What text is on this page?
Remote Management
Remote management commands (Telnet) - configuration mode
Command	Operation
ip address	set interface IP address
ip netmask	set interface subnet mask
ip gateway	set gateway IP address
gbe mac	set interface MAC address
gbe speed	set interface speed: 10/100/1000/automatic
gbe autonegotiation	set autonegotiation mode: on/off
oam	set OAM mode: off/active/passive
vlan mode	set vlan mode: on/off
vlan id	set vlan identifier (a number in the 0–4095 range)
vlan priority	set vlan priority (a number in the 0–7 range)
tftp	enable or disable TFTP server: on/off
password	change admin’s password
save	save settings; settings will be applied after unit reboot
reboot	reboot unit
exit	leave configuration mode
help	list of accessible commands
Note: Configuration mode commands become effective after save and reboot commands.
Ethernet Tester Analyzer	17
========
_SET EXERCISE_: Going through the entries above line by line, work out how many lines include the word "commands". Only the number is required.

_CORRECT RESULT_: 3